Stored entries
..........

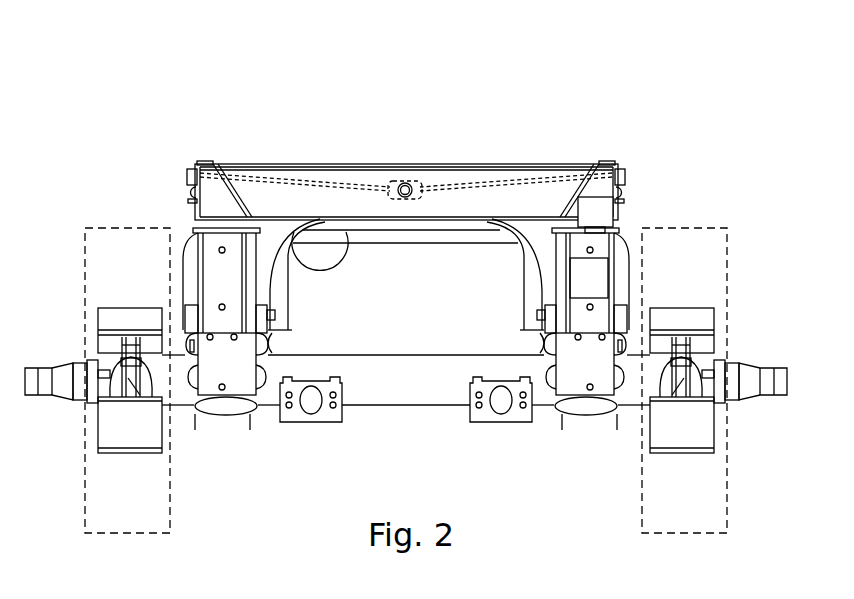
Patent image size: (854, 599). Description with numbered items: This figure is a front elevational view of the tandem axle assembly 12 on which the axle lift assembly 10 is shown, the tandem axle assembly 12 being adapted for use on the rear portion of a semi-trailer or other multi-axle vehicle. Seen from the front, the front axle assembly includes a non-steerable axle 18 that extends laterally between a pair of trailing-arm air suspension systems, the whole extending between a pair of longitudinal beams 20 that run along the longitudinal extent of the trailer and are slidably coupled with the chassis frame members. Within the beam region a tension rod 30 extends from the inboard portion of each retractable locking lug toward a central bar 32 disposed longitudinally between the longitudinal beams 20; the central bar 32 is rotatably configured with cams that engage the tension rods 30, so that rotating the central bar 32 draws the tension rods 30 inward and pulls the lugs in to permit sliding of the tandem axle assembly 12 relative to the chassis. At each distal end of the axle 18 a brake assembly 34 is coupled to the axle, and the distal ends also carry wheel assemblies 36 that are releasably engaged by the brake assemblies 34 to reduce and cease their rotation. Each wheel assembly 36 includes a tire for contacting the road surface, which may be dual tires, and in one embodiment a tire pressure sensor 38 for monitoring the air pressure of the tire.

The axle lift assembly 10 is at (412, 270).
The tandem axle assembly 12 is at (563, 104).
The axle 18 is at (405, 397).
The longitudinal beam 20 is at (200, 166).
The tension rod 30 is at (318, 185).
The central bar 32 is at (402, 185).
The brake assembly 34 is at (108, 295).
The wheel assembly 36 is at (100, 232).
The tire pressure sensor 38 is at (78, 416).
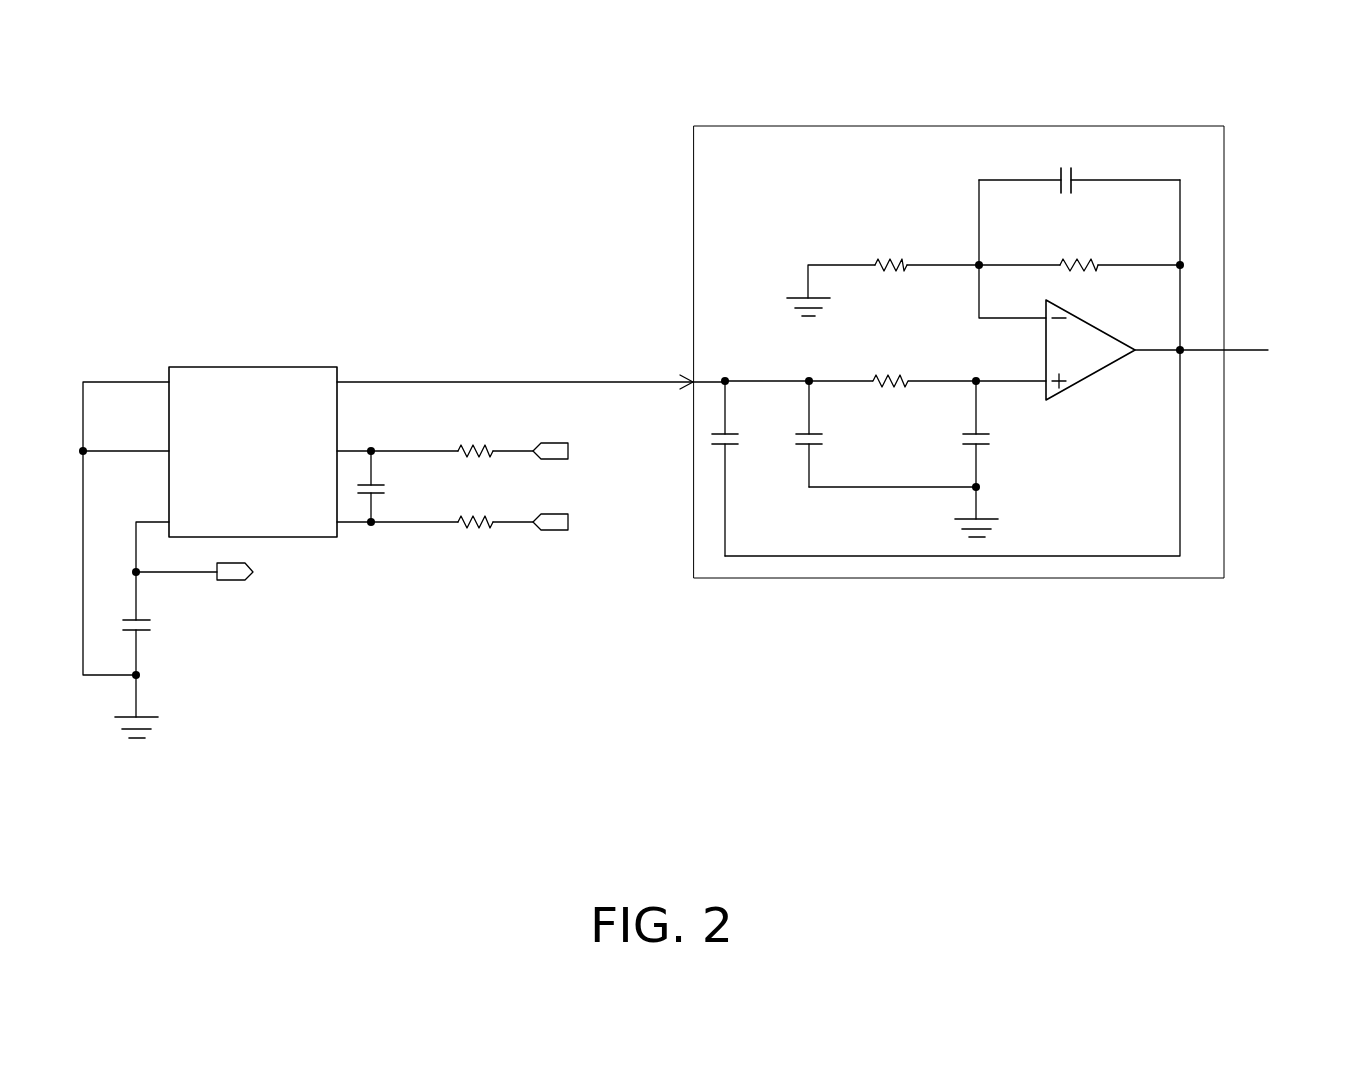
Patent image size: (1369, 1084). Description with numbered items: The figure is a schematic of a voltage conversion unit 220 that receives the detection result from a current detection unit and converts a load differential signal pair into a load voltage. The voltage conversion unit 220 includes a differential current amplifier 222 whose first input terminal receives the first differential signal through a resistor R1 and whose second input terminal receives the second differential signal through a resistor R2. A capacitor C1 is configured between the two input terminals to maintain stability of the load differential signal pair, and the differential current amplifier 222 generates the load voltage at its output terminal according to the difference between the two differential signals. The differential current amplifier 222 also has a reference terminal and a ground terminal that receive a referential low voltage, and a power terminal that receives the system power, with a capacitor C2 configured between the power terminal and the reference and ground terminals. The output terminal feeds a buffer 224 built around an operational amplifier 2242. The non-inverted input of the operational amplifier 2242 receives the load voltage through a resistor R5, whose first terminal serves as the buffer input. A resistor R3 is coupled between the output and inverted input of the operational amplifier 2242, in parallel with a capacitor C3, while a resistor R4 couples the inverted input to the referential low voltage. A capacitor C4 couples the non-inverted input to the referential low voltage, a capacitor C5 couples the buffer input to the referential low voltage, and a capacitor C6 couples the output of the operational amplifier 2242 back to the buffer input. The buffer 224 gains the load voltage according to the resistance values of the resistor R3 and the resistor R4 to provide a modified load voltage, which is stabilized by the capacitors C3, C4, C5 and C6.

The voltage conversion unit 220 is at (1269, 698).
The differential current amplifier 222 is at (254, 367).
The buffer 224 is at (1139, 126).
The operational amplifier 2242 is at (1073, 311).
The capacitor C1 is at (387, 486).
The capacitor C2 is at (155, 665).
The capacitor C3 is at (1079, 162).
The capacitor C4 is at (996, 450).
The capacitor C5 is at (830, 434).
The capacitor C6 is at (746, 468).
The resistor R1 is at (435, 542).
The resistor R2 is at (435, 431).
The resistor R3 is at (1079, 247).
The resistor R4 is at (893, 260).
The resistor R5 is at (890, 365).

..........

Task requirements → Pick out each line of the data that contains the word "unit" and copy those lines.

Correct output →
Patent image size: (1369, 1084). Description with numbered items: The figure is a schematic of a voltage conversion unit 220 that receives the detection result from a current detection unit and converts a load differential signal pair into a load voltage. The voltage conversion unit 220 includes a differential current amplifier 222 whose first input terminal receives the first differential signal through a resistor R1 and whose second input terminal receives the second differential signal through a resistor R2. A capacitor C1 is configured between the two input terminals to maintain stability of the load differential signal pair, and the differential current amplifier 222 generates the load voltage at its output terminal according to the difference between the two differential signals. The differential current amplifier 222 also has a reference terminal and a ground terminal that receive a referential low voltage, and a power terminal that receives the system power, with a capacitor C2 configured between the power terminal and the reference and ground terminals. The output terminal feeds a buffer 224 built around an operational amplifier 2242. The non-inverted input of the operational amplifier 2242 receives the load voltage through a resistor R5, whose first terminal serves as the buffer input. A resistor R3 is coupled between the output and inverted input of the operational amplifier 2242, in parallel with a capacitor C3, while a resistor R4 couples the inverted input to the referential low voltage. A capacitor C4 couples the non-inverted input to the referential low voltage, a capacitor C5 couples the buffer input to the referential low voltage, and a capacitor C6 couples the output of the operational amplifier 2242 back to the buffer input. The buffer 224 gains the load voltage according to the resistance values of the resistor R3 and the resistor R4 to provide a modified load voltage, which is stabilized by the capacitors C3, C4, C5 and C6.
The voltage conversion unit 220 is at (1269, 698).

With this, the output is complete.